Written instruction
All records should be reproduced verbatim.

====== Supplied information ======

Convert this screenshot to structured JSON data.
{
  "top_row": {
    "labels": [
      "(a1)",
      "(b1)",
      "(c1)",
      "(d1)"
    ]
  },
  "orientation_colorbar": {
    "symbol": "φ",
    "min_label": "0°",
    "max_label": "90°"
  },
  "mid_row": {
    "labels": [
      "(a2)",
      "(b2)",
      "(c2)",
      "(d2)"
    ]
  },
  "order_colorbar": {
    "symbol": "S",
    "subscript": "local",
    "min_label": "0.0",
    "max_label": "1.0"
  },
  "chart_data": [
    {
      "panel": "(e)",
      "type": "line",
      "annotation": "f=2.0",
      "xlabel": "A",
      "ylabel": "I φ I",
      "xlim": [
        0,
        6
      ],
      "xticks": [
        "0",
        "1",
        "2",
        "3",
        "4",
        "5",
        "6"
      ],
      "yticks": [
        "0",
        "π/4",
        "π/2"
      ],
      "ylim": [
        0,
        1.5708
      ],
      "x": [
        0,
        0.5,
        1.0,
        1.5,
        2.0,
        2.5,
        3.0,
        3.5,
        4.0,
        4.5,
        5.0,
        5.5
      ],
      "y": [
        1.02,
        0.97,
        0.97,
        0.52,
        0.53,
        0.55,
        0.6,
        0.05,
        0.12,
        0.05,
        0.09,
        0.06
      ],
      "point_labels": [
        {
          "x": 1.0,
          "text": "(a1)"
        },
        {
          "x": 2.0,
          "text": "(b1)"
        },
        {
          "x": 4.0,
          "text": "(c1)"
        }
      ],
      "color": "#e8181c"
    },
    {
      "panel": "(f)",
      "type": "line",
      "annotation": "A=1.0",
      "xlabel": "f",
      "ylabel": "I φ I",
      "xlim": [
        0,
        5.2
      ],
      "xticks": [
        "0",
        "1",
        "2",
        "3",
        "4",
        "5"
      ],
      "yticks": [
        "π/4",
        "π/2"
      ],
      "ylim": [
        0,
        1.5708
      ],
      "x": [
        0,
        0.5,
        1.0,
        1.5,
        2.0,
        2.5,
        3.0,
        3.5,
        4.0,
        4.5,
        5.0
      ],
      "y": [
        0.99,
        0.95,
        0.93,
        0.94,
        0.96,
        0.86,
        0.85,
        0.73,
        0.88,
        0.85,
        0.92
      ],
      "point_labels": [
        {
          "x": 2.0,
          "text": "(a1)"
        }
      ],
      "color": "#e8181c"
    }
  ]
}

======

Exercise answer
Convert this screenshot to structured JSON data.
{
  "top_row": {
    "labels": [
      "(a1)",
      "(b1)",
      "(c1)",
      "(d1)"
    ]
  },
  "orientation_colorbar": {
    "symbol": "φ",
    "min_label": "0°",
    "max_label": "90°"
  },
  "mid_row": {
    "labels": [
      "(a2)",
      "(b2)",
      "(c2)",
      "(d2)"
    ]
  },
  "order_colorbar": {
    "symbol": "S",
    "subscript": "local",
    "min_label": "0.0",
    "max_label": "1.0"
  },
  "chart_data": [
    {
      "panel": "(e)",
      "type": "line",
      "annotation": "f=2.0",
      "xlabel": "A",
      "ylabel": "I φ I",
      "xlim": [
        0,
        6
      ],
      "xticks": [
        "0",
        "1",
        "2",
        "3",
        "4",
        "5",
        "6"
      ],
      "yticks": [
        "0",
        "π/4",
        "π/2"
      ],
      "ylim": [
        0,
        1.5708
      ],
      "x": [
        0,
        0.5,
        1.0,
        1.5,
        2.0,
        2.5,
        3.0,
        3.5,
        4.0,
        4.5,
        5.0,
        5.5
      ],
      "y": [
        1.02,
        0.97,
        0.97,
        0.52,
        0.53,
        0.55,
        0.6,
        0.05,
        0.12,
        0.05,
        0.09,
        0.06
      ],
      "point_labels": [
        {
          "x": 1.0,
          "text": "(a1)"
        },
        {
          "x": 2.0,
          "text": "(b1)"
        },
        {
          "x": 4.0,
          "text": "(c1)"
        }
      ],
      "color": "#e8181c"
    },
    {
      "panel": "(f)",
      "type": "line",
      "annotation": "A=1.0",
      "xlabel": "f",
      "ylabel": "I φ I",
      "xlim": [
        0,
        5.2
      ],
      "xticks": [
        "0",
        "1",
        "2",
        "3",
        "4",
        "5"
      ],
      "yticks": [
        "π/4",
        "π/2"
      ],
      "ylim": [
        0,
        1.5708
      ],
      "x": [
        0,
        0.5,
        1.0,
        1.5,
        2.0,
        2.5,
        3.0,
        3.5,
        4.0,
        4.5,
        5.0
      ],
      "y": [
        0.99,
        0.95,
        0.93,
        0.94,
        0.96,
        0.86,
        0.85,
        0.73,
        0.88,
        0.85,
        0.92
      ],
      "point_labels": [
        {
          "x": 2.0,
          "text": "(a1)"
        }
      ],
      "color": "#e8181c"
    }
  ]
}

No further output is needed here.